╭─ Source data

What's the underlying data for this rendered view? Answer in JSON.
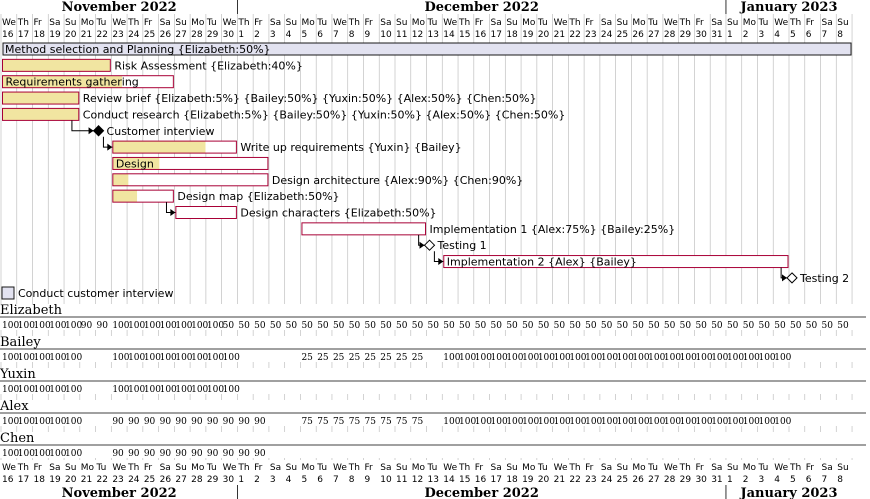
{
  "start_date": "2022-11-16",
  "num_days": 54,
  "colors": {
    "bar_border": "#A80036",
    "bar_fill": "#FFFFFF",
    "progress": "#F1E5A1",
    "group_fill": "#E2E2F0",
    "grid": "#C0C0C0",
    "milestone_done": "#000000"
  },
  "months": [
    {
      "label": "November 2022",
      "start_day": 0,
      "end_day": 14
    },
    {
      "label": "December 2022",
      "start_day": 15,
      "end_day": 45
    },
    {
      "label": "January 2023",
      "start_day": 46,
      "end_day": 53
    }
  ],
  "weekdays": [
    "We",
    "Th",
    "Fr",
    "Sa",
    "Su",
    "Mo",
    "Tu",
    "We",
    "Th",
    "Fr",
    "Sa",
    "Su",
    "Mo",
    "Tu",
    "We",
    "Th",
    "Fr",
    "Sa",
    "Su",
    "Mo",
    "Tu",
    "We",
    "Th",
    "Fr",
    "Sa",
    "Su",
    "Mo",
    "Tu",
    "We",
    "Th",
    "Fr",
    "Sa",
    "Su",
    "Mo",
    "Tu",
    "We",
    "Th",
    "Fr",
    "Sa",
    "Su",
    "Mo",
    "Tu",
    "We",
    "Th",
    "Fr",
    "Sa",
    "Su",
    "Mo",
    "Tu",
    "We",
    "Th",
    "Fr",
    "Sa",
    "Su"
  ],
  "day_numbers": [
    "16",
    "17",
    "18",
    "19",
    "20",
    "21",
    "22",
    "23",
    "24",
    "25",
    "26",
    "27",
    "28",
    "29",
    "30",
    "1",
    "2",
    "3",
    "4",
    "5",
    "6",
    "7",
    "8",
    "9",
    "10",
    "11",
    "12",
    "13",
    "14",
    "15",
    "16",
    "17",
    "18",
    "19",
    "20",
    "21",
    "22",
    "23",
    "24",
    "25",
    "26",
    "27",
    "28",
    "29",
    "30",
    "31",
    "1",
    "2",
    "3",
    "4",
    "5",
    "6",
    "7",
    "8"
  ],
  "tasks": [
    {
      "type": "group",
      "label": "Method selection and Planning {Elizabeth:50%}",
      "start": 0,
      "end": 53
    },
    {
      "type": "task",
      "label": "Risk Assessment {Elizabeth:40%}",
      "start": 0,
      "end": 6,
      "progress": 1.0,
      "label_inside": false
    },
    {
      "type": "task",
      "label": "Requirements gathering",
      "start": 0,
      "end": 10,
      "progress": 0.7,
      "label_inside": true
    },
    {
      "type": "task",
      "label": "Review brief {Elizabeth:5%} {Bailey:50%} {Yuxin:50%} {Alex:50%} {Chen:50%}",
      "start": 0,
      "end": 4,
      "progress": 1.0,
      "label_inside": false
    },
    {
      "type": "task",
      "label": "Conduct research {Elizabeth:5%} {Bailey:50%} {Yuxin:50%} {Alex:50%} {Chen:50%}",
      "start": 0,
      "end": 4,
      "progress": 1.0,
      "label_inside": false
    },
    {
      "type": "milestone",
      "label": "Customer interview",
      "day": 6,
      "done": true
    },
    {
      "type": "task",
      "label": "Write up requirements {Yuxin} {Bailey}",
      "start": 7,
      "end": 14,
      "progress": 0.75,
      "label_inside": false
    },
    {
      "type": "task",
      "label": "Design",
      "start": 7,
      "end": 16,
      "progress": 0.3,
      "label_inside": true
    },
    {
      "type": "task",
      "label": "Design architecture {Alex:90%} {Chen:90%}",
      "start": 7,
      "end": 16,
      "progress": 0.1,
      "label_inside": false
    },
    {
      "type": "task",
      "label": "Design map {Elizabeth:50%}",
      "start": 7,
      "end": 10,
      "progress": 0.4,
      "label_inside": false
    },
    {
      "type": "task",
      "label": "Design characters {Elizabeth:50%}",
      "start": 11,
      "end": 14,
      "progress": 0.0,
      "label_inside": false
    },
    {
      "type": "task",
      "label": "Implementation 1 {Alex:75%} {Bailey:25%}",
      "start": 19,
      "end": 26,
      "progress": 0.0,
      "label_inside": false
    },
    {
      "type": "milestone",
      "label": "Testing 1",
      "day": 27,
      "done": false
    },
    {
      "type": "task",
      "label": "Implementation 2 {Alex} {Bailey}",
      "start": 28,
      "end": 49,
      "progress": 0.0,
      "label_inside": true
    },
    {
      "type": "milestone",
      "label": "Testing 2",
      "day": 50,
      "done": false
    }
  ],
  "dependencies": [
    {
      "from_day": 4,
      "to_row": 5,
      "from_row": 4,
      "kind": "to_milestone"
    },
    {
      "from_day": 6,
      "to_row": 6,
      "from_row": 5,
      "kind": "to_task"
    },
    {
      "from_day": 10,
      "to_row": 10,
      "from_row": 9,
      "kind": "to_task"
    },
    {
      "from_day": 26,
      "to_row": 12,
      "from_row": 11,
      "kind": "to_milestone"
    },
    {
      "from_day": 27,
      "to_row": 13,
      "from_row": 12,
      "kind": "to_task"
    },
    {
      "from_day": 49,
      "to_row": 14,
      "from_row": 13,
      "kind": "to_milestone"
    }
  ],
  "legend": {
    "label": "Conduct customer interview"
  },
  "resources": [
    {
      "name": "Elizabeth",
      "loads": [
        {
          "text": "100",
          "from": 0,
          "to": 4
        },
        {
          "text": "90",
          "from": 5,
          "to": 6
        },
        {
          "text": "100",
          "from": 7,
          "to": 10
        },
        {
          "text": "100",
          "from": 11,
          "to": 12
        },
        {
          "text": "100",
          "from": 13,
          "to": 13
        },
        {
          "text": "50",
          "from": 14,
          "to": 14
        },
        {
          "text": "50",
          "from": 15,
          "to": 53
        }
      ]
    },
    {
      "name": "Bailey",
      "loads": [
        {
          "text": "100",
          "from": 0,
          "to": 4
        },
        {
          "text": "100",
          "from": 7,
          "to": 14
        },
        {
          "text": "25",
          "from": 19,
          "to": 26
        },
        {
          "text": "100",
          "from": 28,
          "to": 49
        }
      ]
    },
    {
      "name": "Yuxin",
      "loads": [
        {
          "text": "100",
          "from": 0,
          "to": 4
        },
        {
          "text": "100",
          "from": 7,
          "to": 14
        }
      ]
    },
    {
      "name": "Alex",
      "loads": [
        {
          "text": "100",
          "from": 0,
          "to": 4
        },
        {
          "text": "90",
          "from": 7,
          "to": 16
        },
        {
          "text": "75",
          "from": 19,
          "to": 26
        },
        {
          "text": "100",
          "from": 28,
          "to": 49
        }
      ]
    },
    {
      "name": "Chen",
      "loads": [
        {
          "text": "100",
          "from": 0,
          "to": 4
        },
        {
          "text": "90",
          "from": 7,
          "to": 16
        }
      ]
    }
  ]
}
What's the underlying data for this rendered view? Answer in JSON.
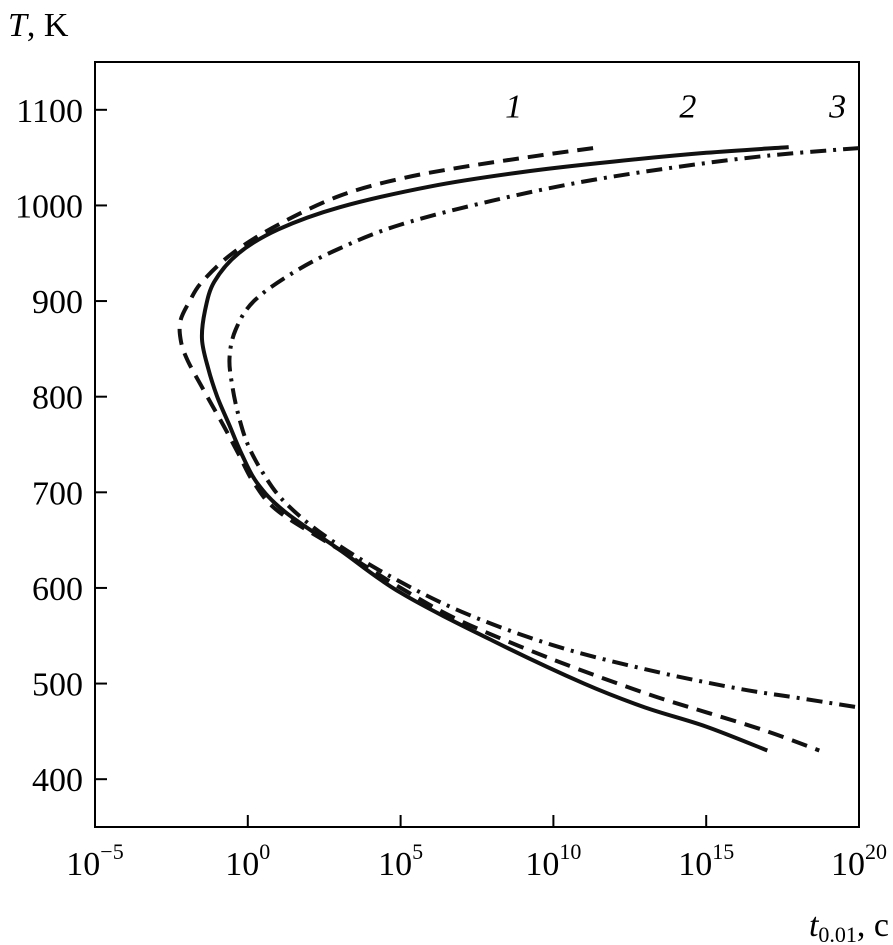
{
  "chart_data": {
    "type": "line",
    "title": "",
    "ylabel": {
      "var": "T",
      "rest": ", K"
    },
    "xlabel": {
      "var": "t",
      "sub": "0.01",
      "rest": ", c"
    },
    "xscale": "log",
    "xlim": [
      -5,
      20
    ],
    "ylim": [
      350,
      1150
    ],
    "grid": false,
    "y_ticks": [
      400,
      500,
      600,
      700,
      800,
      900,
      1000,
      1100
    ],
    "x_ticks": [
      {
        "base": "10",
        "exp": "−5",
        "value": -5
      },
      {
        "base": "10",
        "exp": "0",
        "value": 0
      },
      {
        "base": "10",
        "exp": "5",
        "value": 5
      },
      {
        "base": "10",
        "exp": "10",
        "value": 10
      },
      {
        "base": "10",
        "exp": "15",
        "value": 15
      },
      {
        "base": "10",
        "exp": "20",
        "value": 20
      }
    ],
    "series_labels_note": "x values are log10(t)",
    "series": [
      {
        "label": "1",
        "style": "dashed",
        "points": [
          [
            11.3,
            1060
          ],
          [
            9.5,
            1052
          ],
          [
            7,
            1040
          ],
          [
            5,
            1028
          ],
          [
            3,
            1010
          ],
          [
            1,
            980
          ],
          [
            -0.5,
            950
          ],
          [
            -1.5,
            920
          ],
          [
            -1.9,
            900
          ],
          [
            -2.2,
            880
          ],
          [
            -2.2,
            860
          ],
          [
            -2.0,
            840
          ],
          [
            -1.5,
            810
          ],
          [
            -0.8,
            770
          ],
          [
            -0.3,
            740
          ],
          [
            0.2,
            710
          ],
          [
            1,
            680
          ],
          [
            3,
            640
          ],
          [
            5,
            600
          ],
          [
            7,
            565
          ],
          [
            10,
            525
          ],
          [
            13,
            490
          ],
          [
            15,
            470
          ],
          [
            17,
            450
          ],
          [
            18.7,
            430
          ]
        ]
      },
      {
        "label": "2",
        "style": "solid",
        "points": [
          [
            17.7,
            1061
          ],
          [
            15,
            1055
          ],
          [
            12,
            1046
          ],
          [
            9,
            1035
          ],
          [
            6,
            1020
          ],
          [
            3,
            998
          ],
          [
            1,
            975
          ],
          [
            -0.3,
            950
          ],
          [
            -1.1,
            920
          ],
          [
            -1.4,
            890
          ],
          [
            -1.5,
            860
          ],
          [
            -1.3,
            830
          ],
          [
            -1.0,
            800
          ],
          [
            -0.6,
            770
          ],
          [
            -0.2,
            740
          ],
          [
            0.3,
            710
          ],
          [
            1.2,
            680
          ],
          [
            3,
            640
          ],
          [
            5,
            595
          ],
          [
            8,
            545
          ],
          [
            11,
            500
          ],
          [
            13,
            475
          ],
          [
            15,
            455
          ],
          [
            17,
            430
          ]
        ]
      },
      {
        "label": "3",
        "style": "dashdot",
        "points": [
          [
            20,
            1060
          ],
          [
            17,
            1052
          ],
          [
            14,
            1040
          ],
          [
            11,
            1025
          ],
          [
            8,
            1005
          ],
          [
            5,
            980
          ],
          [
            3,
            955
          ],
          [
            1.5,
            930
          ],
          [
            0.2,
            900
          ],
          [
            -0.4,
            870
          ],
          [
            -0.6,
            840
          ],
          [
            -0.5,
            810
          ],
          [
            -0.3,
            780
          ],
          [
            0,
            750
          ],
          [
            0.5,
            720
          ],
          [
            1.2,
            690
          ],
          [
            2.5,
            655
          ],
          [
            4.5,
            615
          ],
          [
            7,
            575
          ],
          [
            10,
            540
          ],
          [
            13,
            515
          ],
          [
            16,
            495
          ],
          [
            18,
            485
          ],
          [
            20,
            475
          ]
        ]
      }
    ],
    "series_labels": [
      {
        "text": "1",
        "x": 8.7,
        "y": 1092
      },
      {
        "text": "2",
        "x": 14.4,
        "y": 1092
      },
      {
        "text": "3",
        "x": 19.3,
        "y": 1092
      }
    ]
  }
}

╰─

Instruction —
Copy every line of the data that holds the string "Chen".

Solution for this problem —
      "label": "Review brief {Elizabeth:5%} {Bailey:50%} {Yuxin:50%} {Alex:50%} {Chen:50%}",
      "label": "Conduct research {Elizabeth:5%} {Bailey:50%} {Yuxin:50%} {Alex:50%} {Chen:50%}",
      "label": "Design architecture {Alex:90%} {Chen:90%}",
      "name": "Chen",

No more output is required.